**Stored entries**
------------------------------------------------

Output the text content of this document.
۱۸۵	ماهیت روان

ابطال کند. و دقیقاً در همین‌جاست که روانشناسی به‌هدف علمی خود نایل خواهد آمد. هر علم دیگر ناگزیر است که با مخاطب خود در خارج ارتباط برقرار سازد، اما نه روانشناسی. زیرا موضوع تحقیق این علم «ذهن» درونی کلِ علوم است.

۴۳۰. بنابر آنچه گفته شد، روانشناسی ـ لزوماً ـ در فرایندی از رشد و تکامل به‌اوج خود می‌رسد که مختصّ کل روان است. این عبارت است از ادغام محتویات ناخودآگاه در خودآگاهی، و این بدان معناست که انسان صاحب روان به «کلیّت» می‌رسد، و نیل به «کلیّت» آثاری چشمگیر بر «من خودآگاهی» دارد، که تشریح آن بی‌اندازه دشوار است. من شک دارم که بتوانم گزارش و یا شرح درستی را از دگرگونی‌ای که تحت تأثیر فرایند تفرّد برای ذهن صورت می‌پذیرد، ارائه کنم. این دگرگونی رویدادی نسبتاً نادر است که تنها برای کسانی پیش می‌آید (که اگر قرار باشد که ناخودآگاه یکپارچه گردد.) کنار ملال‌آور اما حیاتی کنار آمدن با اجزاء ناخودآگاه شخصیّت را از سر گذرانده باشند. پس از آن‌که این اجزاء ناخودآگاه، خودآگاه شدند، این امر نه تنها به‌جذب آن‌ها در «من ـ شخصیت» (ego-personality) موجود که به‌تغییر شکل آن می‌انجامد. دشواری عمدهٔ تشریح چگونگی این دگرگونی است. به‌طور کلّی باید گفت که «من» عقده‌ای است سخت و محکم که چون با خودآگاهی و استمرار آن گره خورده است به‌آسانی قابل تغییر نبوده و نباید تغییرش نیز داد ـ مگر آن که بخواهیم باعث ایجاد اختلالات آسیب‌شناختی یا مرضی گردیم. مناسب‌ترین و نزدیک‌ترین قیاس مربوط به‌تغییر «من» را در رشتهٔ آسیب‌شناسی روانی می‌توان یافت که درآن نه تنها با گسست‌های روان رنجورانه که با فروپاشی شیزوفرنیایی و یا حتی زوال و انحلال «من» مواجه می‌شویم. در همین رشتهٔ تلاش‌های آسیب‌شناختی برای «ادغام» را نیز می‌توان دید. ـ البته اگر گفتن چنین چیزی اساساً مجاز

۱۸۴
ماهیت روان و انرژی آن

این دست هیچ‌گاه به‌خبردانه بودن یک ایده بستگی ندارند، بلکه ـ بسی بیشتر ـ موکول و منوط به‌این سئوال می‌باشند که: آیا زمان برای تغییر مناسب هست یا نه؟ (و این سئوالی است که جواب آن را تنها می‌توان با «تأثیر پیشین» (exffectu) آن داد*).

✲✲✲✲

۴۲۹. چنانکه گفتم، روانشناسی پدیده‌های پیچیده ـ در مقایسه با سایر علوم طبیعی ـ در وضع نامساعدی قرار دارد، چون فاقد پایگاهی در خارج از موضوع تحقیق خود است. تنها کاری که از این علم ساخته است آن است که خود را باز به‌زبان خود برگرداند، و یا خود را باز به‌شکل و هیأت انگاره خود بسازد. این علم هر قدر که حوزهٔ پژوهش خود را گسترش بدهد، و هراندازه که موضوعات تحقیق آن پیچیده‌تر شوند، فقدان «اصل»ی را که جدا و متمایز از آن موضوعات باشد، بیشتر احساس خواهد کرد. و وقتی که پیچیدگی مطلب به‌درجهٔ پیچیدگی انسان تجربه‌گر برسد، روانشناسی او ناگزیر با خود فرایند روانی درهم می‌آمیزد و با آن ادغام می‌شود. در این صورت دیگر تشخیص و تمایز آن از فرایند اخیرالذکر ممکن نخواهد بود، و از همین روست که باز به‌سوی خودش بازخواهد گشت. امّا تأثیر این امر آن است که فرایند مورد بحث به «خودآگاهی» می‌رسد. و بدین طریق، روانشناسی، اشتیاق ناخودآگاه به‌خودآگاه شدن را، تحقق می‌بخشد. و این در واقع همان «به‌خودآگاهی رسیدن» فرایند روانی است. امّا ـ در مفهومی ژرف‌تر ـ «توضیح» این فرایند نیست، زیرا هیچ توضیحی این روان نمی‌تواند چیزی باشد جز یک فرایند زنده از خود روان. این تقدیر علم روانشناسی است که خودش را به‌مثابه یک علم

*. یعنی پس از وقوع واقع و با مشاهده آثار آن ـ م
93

------------------------------------------------

**Set problem**
Without leaving anything out, quote all the data.

**Reply to the exercise**
Output the text content of this document.
۱۸۵	ماهیت روان

ابطال کند. و دقیقاً در همین‌جاست که روانشناسی به‌هدف علمی خود نایل خواهد آمد. هر علم دیگر ناگزیر است که با مخاطب خود در خارج ارتباط برقرار سازد، اما نه روانشناسی. زیرا موضوع تحقیق این علم «ذهن» درونی کلِ علوم است.

۴۳۰. بنابر آنچه گفته شد، روانشناسی ـ لزوماً ـ در فرایندی از رشد و تکامل به‌اوج خود می‌رسد که مختصّ کل روان است. این عبارت است از ادغام محتویات ناخودآگاه در خودآگاهی، و این بدان معناست که انسان صاحب روان به «کلیّت» می‌رسد، و نیل به «کلیّت» آثاری چشمگیر بر «من خودآگاهی» دارد، که تشریح آن بی‌اندازه دشوار است. من شک دارم که بتوانم گزارش و یا شرح درستی را از دگرگونی‌ای که تحت تأثیر فرایند تفرّد برای ذهن صورت می‌پذیرد، ارائه کنم. این دگرگونی رویدادی نسبتاً نادر است که تنها برای کسانی پیش می‌آید (که اگر قرار باشد که ناخودآگاه یکپارچه گردد.) کنار ملال‌آور اما حیاتی کنار آمدن با اجزاء ناخودآگاه شخصیّت را از سر گذرانده باشند. پس از آن‌که این اجزاء ناخودآگاه، خودآگاه شدند، این امر نه تنها به‌جذب آن‌ها در «من ـ شخصیت» (ego-personality) موجود که به‌تغییر شکل آن می‌انجامد. دشواری عمدهٔ تشریح چگونگی این دگرگونی است. به‌طور کلّی باید گفت که «من» عقده‌ای است سخت و محکم که چون با خودآگاهی و استمرار آن گره خورده است به‌آسانی قابل تغییر نبوده و نباید تغییرش نیز داد ـ مگر آن که بخواهیم باعث ایجاد اختلالات آسیب‌شناختی یا مرضی گردیم. مناسب‌ترین و نزدیک‌ترین قیاس مربوط به‌تغییر «من» را در رشتهٔ آسیب‌شناسی روانی می‌توان یافت که درآن نه تنها با گسست‌های روان رنجورانه که با فروپاشی شیزوفرنیایی و یا حتی زوال و انحلال «من» مواجه می‌شویم. در همین رشتهٔ تلاش‌های آسیب‌شناختی برای «ادغام» را نیز می‌توان دید. ـ البته اگر گفتن چنین چیزی اساساً مجاز

۱۸۴
ماهیت روان و انرژی آن

این دست هیچ‌گاه به‌خبردانه بودن یک ایده بستگی ندارند، بلکه ـ بسی بیشتر ـ موکول و منوط به‌این سئوال می‌باشند که: آیا زمان برای تغییر مناسب هست یا نه؟ (و این سئوالی است که جواب آن را تنها می‌توان با «تأثیر پیشین» (exffectu) آن داد*).

✲✲✲✲

۴۲۹. چنانکه گفتم، روانشناسی پدیده‌های پیچیده ـ در مقایسه با سایر علوم طبیعی ـ در وضع نامساعدی قرار دارد، چون فاقد پایگاهی در خارج از موضوع تحقیق خود است. تنها کاری که از این علم ساخته است آن است که خود را باز به‌زبان خود برگرداند، و یا خود را باز به‌شکل و هیأت انگاره خود بسازد. این علم هر قدر که حوزهٔ پژوهش خود را گسترش بدهد، و هراندازه که موضوعات تحقیق آن پیچیده‌تر شوند، فقدان «اصل»ی را که جدا و متمایز از آن موضوعات باشد، بیشتر احساس خواهد کرد. و وقتی که پیچیدگی مطلب به‌درجهٔ پیچیدگی انسان تجربه‌گر برسد، روانشناسی او ناگزیر با خود فرایند روانی درهم می‌آمیزد و با آن ادغام می‌شود. در این صورت دیگر تشخیص و تمایز آن از فرایند اخیرالذکر ممکن نخواهد بود، و از همین روست که باز به‌سوی خودش بازخواهد گشت. امّا تأثیر این امر آن است که فرایند مورد بحث به «خودآگاهی» می‌رسد. و بدین طریق، روانشناسی، اشتیاق ناخودآگاه به‌خودآگاه شدن را، تحقق می‌بخشد. و این در واقع همان «به‌خودآگاهی رسیدن» فرایند روانی است. امّا ـ در مفهومی ژرف‌تر ـ «توضیح» این فرایند نیست، زیرا هیچ توضیحی این روان نمی‌تواند چیزی باشد جز یک فرایند زنده از خود روان. این تقدیر علم روانشناسی است که خودش را به‌مثابه یک علم

*. یعنی پس از وقوع واقع و با مشاهده آثار آن ـ م
93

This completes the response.